======== Supplied records ========
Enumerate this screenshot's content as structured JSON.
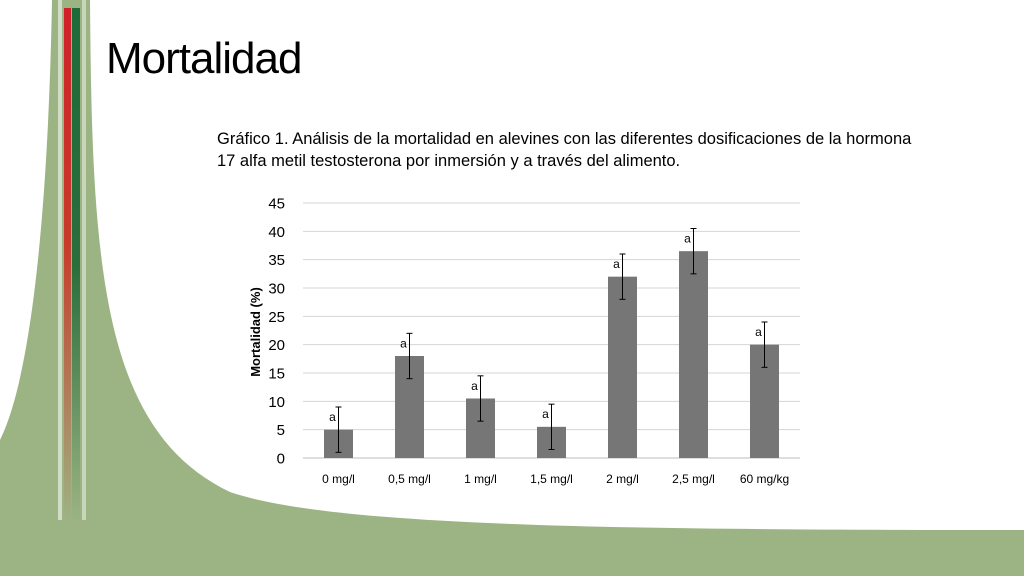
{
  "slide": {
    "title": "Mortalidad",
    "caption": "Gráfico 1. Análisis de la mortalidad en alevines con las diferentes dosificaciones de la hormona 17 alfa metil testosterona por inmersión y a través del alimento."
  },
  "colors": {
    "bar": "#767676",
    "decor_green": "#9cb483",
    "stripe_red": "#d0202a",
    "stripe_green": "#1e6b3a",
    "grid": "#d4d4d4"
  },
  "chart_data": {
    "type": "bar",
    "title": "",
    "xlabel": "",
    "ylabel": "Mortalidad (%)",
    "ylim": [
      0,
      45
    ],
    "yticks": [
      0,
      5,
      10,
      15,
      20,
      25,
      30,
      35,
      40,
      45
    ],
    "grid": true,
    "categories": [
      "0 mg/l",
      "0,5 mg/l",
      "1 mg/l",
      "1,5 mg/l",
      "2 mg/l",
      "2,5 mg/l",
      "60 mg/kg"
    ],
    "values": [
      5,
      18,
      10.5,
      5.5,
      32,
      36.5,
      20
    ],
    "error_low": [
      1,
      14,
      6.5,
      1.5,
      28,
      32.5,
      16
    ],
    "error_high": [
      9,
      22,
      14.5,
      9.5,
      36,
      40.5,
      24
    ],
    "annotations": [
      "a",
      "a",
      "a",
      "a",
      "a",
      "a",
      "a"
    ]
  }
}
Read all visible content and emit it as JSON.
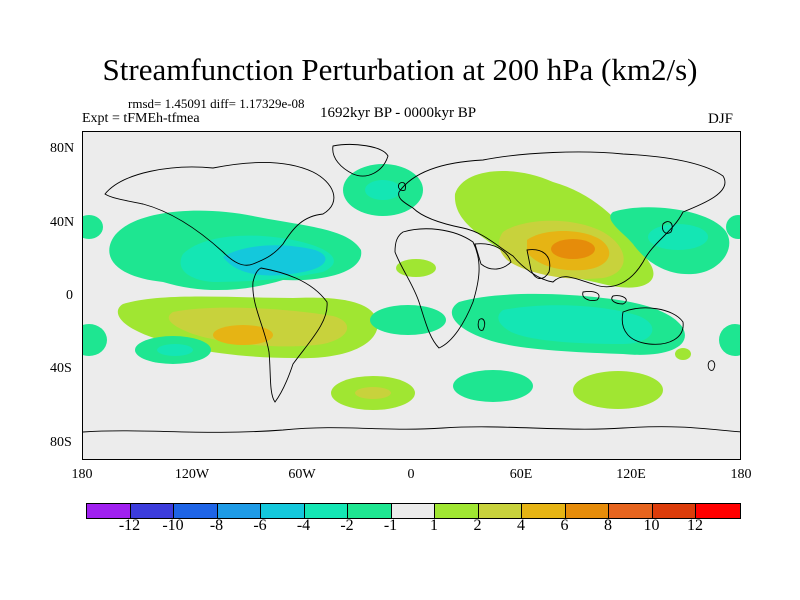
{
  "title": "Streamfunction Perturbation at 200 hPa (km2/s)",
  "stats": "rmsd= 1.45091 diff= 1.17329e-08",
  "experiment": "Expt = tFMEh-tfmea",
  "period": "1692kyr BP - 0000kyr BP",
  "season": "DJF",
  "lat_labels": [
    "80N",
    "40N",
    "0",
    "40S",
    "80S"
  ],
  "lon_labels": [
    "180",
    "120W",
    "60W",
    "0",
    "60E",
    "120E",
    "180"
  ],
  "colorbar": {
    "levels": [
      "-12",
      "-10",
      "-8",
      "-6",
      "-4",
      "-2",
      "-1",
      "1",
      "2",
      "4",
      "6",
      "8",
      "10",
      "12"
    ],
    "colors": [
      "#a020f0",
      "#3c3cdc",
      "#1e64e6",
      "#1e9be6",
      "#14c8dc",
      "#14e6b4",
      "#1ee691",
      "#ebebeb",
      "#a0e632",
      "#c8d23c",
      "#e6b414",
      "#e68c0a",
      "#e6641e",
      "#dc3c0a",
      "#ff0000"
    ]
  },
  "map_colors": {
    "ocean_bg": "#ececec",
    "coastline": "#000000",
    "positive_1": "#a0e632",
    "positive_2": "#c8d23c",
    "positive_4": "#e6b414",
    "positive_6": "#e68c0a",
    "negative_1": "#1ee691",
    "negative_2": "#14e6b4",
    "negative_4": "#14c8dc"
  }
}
========
■ Written task
All of the entries above should be copied exactly, except for the pictures.

■ Answer below
Enumerate this screenshot's content as structured JSON.
{
  "slide": {
    "title": "Mortalidad",
    "caption": "Gráfico 1. Análisis de la mortalidad en alevines con las diferentes dosificaciones de la hormona 17 alfa metil testosterona por inmersión y a través del alimento."
  },
  "colors": {
    "bar": "#767676",
    "decor_green": "#9cb483",
    "stripe_red": "#d0202a",
    "stripe_green": "#1e6b3a",
    "grid": "#d4d4d4"
  },
  "chart_data": {
    "type": "bar",
    "title": "",
    "xlabel": "",
    "ylabel": "Mortalidad (%)",
    "ylim": [
      0,
      45
    ],
    "yticks": [
      0,
      5,
      10,
      15,
      20,
      25,
      30,
      35,
      40,
      45
    ],
    "grid": true,
    "categories": [
      "0 mg/l",
      "0,5 mg/l",
      "1 mg/l",
      "1,5 mg/l",
      "2 mg/l",
      "2,5 mg/l",
      "60 mg/kg"
    ],
    "values": [
      5,
      18,
      10.5,
      5.5,
      32,
      36.5,
      20
    ],
    "error_low": [
      1,
      14,
      6.5,
      1.5,
      28,
      32.5,
      16
    ],
    "error_high": [
      9,
      22,
      14.5,
      9.5,
      36,
      40.5,
      24
    ],
    "annotations": [
      "a",
      "a",
      "a",
      "a",
      "a",
      "a",
      "a"
    ]
  }
}
Read all visible content and emit it as JSON.
{
  "title": "Streamfunction Perturbation at 200 hPa (km2/s)",
  "stats": "rmsd= 1.45091 diff= 1.17329e-08",
  "experiment": "Expt = tFMEh-tfmea",
  "period": "1692kyr BP - 0000kyr BP",
  "season": "DJF",
  "lat_labels": [
    "80N",
    "40N",
    "0",
    "40S",
    "80S"
  ],
  "lon_labels": [
    "180",
    "120W",
    "60W",
    "0",
    "60E",
    "120E",
    "180"
  ],
  "colorbar": {
    "levels": [
      "-12",
      "-10",
      "-8",
      "-6",
      "-4",
      "-2",
      "-1",
      "1",
      "2",
      "4",
      "6",
      "8",
      "10",
      "12"
    ],
    "colors": [
      "#a020f0",
      "#3c3cdc",
      "#1e64e6",
      "#1e9be6",
      "#14c8dc",
      "#14e6b4",
      "#1ee691",
      "#ebebeb",
      "#a0e632",
      "#c8d23c",
      "#e6b414",
      "#e68c0a",
      "#e6641e",
      "#dc3c0a",
      "#ff0000"
    ]
  },
  "map_colors": {
    "ocean_bg": "#ececec",
    "coastline": "#000000",
    "positive_1": "#a0e632",
    "positive_2": "#c8d23c",
    "positive_4": "#e6b414",
    "positive_6": "#e68c0a",
    "negative_1": "#1ee691",
    "negative_2": "#14e6b4",
    "negative_4": "#14c8dc"
  }
}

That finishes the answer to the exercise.